<<<<

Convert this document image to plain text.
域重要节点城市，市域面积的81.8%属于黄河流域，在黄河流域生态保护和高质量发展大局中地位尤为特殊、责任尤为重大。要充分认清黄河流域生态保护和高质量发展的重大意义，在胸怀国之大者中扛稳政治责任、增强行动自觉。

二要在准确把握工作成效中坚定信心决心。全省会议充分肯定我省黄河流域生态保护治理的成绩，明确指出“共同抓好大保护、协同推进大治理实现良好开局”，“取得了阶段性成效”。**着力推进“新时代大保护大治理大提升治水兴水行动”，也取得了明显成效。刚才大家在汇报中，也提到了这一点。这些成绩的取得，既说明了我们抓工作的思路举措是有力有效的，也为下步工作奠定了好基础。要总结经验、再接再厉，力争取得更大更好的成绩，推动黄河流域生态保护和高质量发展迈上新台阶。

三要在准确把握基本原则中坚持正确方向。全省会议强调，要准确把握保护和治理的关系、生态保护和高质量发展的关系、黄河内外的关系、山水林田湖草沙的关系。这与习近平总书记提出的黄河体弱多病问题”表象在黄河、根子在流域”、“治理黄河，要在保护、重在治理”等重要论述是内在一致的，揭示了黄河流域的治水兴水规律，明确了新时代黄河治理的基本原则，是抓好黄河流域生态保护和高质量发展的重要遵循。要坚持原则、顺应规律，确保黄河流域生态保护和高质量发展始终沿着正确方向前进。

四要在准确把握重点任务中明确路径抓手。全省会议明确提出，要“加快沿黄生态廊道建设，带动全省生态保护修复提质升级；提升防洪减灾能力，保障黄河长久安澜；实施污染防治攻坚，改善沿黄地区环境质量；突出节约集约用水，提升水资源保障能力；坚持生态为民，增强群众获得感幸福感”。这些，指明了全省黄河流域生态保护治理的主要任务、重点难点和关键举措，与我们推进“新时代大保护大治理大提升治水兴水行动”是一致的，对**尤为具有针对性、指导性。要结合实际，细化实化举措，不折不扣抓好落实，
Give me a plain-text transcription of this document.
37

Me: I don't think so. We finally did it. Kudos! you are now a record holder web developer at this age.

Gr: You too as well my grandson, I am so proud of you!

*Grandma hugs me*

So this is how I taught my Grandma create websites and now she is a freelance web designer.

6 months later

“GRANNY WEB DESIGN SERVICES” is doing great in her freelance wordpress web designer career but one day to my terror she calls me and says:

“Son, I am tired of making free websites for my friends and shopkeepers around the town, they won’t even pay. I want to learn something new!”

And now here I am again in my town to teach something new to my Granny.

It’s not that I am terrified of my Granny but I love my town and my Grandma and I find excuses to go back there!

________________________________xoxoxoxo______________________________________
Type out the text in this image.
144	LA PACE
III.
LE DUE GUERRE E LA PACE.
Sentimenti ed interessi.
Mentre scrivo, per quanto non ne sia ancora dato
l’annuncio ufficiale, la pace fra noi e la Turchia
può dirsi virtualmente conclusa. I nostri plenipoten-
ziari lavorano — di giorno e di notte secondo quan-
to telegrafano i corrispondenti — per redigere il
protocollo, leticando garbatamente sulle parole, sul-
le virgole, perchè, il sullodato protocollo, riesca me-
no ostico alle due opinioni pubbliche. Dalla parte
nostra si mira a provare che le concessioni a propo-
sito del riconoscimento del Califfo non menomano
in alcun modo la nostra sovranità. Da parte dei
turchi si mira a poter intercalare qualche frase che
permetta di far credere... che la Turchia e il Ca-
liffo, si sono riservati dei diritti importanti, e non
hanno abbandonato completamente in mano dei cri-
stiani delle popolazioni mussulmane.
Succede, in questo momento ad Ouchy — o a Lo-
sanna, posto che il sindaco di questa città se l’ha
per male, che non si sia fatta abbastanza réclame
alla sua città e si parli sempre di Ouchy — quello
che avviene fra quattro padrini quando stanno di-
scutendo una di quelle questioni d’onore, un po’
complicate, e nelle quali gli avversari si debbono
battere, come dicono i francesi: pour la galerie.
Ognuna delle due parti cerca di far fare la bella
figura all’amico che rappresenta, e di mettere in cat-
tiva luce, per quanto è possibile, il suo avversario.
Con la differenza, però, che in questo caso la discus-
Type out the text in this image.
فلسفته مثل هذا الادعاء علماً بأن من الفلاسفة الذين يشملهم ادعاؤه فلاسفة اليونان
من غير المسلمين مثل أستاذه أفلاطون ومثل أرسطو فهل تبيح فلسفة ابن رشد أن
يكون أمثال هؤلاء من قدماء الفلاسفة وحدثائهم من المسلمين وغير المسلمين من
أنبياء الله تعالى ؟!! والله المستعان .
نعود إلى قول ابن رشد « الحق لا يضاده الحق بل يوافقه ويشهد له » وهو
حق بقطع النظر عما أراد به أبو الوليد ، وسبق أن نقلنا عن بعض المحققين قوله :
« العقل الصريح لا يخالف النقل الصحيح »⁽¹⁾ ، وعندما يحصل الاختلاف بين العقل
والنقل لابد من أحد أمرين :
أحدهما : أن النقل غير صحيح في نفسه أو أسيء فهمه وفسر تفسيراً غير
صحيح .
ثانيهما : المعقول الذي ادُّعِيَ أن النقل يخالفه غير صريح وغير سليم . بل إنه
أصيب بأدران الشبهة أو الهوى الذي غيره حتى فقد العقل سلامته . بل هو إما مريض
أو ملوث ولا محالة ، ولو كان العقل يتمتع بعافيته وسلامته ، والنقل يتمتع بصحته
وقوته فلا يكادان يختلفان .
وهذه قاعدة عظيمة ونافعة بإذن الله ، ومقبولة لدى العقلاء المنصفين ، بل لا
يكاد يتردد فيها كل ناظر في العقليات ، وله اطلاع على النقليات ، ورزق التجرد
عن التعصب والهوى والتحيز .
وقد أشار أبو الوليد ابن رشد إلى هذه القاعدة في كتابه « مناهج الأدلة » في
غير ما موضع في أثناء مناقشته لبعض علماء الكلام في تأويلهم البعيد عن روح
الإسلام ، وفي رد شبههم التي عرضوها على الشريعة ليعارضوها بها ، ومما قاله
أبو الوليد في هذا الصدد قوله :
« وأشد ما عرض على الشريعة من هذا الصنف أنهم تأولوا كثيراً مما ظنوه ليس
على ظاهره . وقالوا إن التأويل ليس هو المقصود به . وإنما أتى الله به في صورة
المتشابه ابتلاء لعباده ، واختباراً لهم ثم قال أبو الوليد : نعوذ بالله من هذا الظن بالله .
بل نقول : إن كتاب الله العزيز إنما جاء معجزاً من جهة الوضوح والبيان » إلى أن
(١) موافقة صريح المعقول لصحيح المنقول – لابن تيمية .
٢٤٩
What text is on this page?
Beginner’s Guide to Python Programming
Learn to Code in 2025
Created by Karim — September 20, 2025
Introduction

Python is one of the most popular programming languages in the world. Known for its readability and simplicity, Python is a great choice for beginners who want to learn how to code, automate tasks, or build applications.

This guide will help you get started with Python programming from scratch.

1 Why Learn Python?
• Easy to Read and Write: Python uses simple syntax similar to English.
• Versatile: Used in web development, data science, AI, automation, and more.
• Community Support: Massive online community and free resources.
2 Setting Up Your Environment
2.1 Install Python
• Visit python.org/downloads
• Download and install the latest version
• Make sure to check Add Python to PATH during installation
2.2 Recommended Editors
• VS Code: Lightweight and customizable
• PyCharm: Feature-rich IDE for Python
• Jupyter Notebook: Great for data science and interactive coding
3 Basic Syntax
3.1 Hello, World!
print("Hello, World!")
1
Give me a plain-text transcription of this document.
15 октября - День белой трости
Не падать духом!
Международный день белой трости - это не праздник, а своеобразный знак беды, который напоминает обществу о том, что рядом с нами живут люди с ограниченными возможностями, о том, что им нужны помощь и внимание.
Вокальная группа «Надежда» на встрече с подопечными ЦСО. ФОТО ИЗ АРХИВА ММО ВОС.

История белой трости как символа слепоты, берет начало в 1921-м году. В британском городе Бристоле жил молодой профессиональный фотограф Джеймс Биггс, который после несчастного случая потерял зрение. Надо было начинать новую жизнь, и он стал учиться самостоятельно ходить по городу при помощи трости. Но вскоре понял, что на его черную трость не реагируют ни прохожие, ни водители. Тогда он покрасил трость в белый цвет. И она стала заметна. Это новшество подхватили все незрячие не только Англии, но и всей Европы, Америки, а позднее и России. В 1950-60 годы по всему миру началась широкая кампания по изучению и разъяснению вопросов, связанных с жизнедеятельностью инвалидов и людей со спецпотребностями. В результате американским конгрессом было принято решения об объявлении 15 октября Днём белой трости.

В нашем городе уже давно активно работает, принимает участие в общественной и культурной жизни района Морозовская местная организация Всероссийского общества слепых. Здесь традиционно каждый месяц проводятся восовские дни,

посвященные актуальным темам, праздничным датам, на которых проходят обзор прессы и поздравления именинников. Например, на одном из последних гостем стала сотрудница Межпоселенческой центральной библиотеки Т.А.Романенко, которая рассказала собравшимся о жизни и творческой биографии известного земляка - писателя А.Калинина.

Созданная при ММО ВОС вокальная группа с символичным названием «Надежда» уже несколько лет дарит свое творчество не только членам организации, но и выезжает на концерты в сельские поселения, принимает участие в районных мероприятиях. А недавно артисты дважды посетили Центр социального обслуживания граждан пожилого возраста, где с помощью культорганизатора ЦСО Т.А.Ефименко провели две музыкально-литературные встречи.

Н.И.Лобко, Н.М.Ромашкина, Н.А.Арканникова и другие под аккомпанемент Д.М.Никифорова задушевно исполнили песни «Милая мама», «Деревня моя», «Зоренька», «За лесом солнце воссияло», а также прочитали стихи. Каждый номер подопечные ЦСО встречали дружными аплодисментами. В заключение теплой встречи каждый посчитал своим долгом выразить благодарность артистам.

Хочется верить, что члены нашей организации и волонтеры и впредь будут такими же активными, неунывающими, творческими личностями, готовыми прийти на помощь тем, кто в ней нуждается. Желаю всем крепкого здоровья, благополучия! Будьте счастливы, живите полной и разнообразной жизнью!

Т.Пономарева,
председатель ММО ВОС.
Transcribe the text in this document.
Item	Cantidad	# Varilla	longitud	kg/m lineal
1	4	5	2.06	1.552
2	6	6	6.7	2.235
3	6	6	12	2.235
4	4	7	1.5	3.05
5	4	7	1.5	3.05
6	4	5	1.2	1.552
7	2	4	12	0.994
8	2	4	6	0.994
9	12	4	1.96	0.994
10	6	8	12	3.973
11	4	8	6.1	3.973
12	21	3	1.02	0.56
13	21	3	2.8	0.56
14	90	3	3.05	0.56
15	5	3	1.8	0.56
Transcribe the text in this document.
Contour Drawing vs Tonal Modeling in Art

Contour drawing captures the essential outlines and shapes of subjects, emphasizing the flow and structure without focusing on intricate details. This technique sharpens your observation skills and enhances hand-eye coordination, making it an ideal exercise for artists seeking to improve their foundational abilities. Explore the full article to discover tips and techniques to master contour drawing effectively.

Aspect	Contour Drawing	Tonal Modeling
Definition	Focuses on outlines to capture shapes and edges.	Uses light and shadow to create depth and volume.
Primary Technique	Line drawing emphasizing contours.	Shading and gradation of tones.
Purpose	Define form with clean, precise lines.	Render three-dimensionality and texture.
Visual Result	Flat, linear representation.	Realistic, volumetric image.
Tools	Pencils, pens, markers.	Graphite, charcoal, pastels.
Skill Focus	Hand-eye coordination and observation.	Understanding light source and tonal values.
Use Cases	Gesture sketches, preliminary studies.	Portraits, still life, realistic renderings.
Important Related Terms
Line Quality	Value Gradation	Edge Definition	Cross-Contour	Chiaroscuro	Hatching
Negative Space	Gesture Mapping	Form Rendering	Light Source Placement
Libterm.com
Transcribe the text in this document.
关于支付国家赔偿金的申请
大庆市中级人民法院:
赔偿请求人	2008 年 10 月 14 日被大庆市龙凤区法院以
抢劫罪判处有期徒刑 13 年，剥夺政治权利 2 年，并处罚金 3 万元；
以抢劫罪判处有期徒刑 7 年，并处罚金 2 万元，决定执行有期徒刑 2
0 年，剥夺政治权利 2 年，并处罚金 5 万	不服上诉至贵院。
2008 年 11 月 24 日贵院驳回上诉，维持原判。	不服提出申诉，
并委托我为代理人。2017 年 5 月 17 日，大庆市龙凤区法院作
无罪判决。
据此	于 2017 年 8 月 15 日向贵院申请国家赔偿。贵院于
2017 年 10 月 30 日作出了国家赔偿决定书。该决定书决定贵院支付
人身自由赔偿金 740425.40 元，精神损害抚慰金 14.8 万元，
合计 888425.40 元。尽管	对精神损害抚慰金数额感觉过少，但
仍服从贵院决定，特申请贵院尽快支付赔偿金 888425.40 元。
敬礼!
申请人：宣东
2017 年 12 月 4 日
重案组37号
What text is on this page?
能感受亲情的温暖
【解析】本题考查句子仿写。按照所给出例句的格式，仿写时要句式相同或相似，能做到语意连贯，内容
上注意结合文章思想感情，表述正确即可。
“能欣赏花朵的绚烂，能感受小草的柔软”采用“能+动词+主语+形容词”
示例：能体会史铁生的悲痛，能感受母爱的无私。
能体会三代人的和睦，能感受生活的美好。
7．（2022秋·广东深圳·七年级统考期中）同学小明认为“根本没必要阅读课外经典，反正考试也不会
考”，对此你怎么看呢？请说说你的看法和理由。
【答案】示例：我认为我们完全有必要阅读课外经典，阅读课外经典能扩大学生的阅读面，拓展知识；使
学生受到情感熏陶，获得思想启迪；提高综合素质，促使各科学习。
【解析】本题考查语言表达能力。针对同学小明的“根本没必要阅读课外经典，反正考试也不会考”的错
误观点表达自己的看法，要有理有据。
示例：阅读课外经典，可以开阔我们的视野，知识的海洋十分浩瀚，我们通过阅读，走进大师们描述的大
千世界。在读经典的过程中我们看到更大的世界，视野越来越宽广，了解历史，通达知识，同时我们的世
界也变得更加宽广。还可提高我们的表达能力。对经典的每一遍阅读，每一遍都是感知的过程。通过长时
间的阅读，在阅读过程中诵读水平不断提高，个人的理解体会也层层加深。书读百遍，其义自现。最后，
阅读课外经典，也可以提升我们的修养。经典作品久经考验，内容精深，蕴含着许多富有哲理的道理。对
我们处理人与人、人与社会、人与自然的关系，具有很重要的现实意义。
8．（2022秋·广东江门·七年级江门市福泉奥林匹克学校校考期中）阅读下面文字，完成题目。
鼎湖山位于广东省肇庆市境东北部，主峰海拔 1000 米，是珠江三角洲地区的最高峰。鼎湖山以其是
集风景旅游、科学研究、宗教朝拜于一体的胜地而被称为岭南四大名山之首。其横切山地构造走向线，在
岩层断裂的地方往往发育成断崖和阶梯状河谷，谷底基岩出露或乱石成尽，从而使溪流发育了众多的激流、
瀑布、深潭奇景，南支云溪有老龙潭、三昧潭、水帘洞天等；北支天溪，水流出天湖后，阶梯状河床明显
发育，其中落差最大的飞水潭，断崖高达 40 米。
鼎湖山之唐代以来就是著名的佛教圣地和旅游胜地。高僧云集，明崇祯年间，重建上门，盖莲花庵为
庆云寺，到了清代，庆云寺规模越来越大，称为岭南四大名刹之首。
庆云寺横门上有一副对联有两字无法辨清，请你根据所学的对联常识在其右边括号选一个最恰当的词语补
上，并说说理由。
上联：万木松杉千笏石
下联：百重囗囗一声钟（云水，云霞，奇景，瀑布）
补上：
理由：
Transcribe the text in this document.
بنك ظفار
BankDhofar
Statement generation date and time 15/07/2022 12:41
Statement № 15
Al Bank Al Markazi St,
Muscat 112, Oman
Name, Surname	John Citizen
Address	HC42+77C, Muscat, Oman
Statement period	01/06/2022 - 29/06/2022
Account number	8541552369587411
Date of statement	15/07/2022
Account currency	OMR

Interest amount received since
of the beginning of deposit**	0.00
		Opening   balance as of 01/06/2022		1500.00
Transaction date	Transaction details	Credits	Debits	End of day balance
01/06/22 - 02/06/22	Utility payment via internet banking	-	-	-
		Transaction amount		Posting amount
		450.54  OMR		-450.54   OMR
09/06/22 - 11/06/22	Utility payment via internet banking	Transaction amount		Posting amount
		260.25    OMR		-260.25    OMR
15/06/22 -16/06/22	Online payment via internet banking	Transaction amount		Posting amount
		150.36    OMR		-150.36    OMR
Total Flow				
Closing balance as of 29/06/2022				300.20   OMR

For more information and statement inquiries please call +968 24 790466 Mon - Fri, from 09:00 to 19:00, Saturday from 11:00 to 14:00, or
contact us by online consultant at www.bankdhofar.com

>>>>

SET EXERCISE —
Search the records for the word "وغير". Copy every line that has it.

WORKED ANSWER —
يكون أمثال هؤلاء من قدماء الفلاسفة وحدثائهم من المسلمين وغير المسلمين من
ثانيهما : المعقول الذي ادُّعِيَ أن النقل يخالفه غير صريح وغير سليم . بل إنه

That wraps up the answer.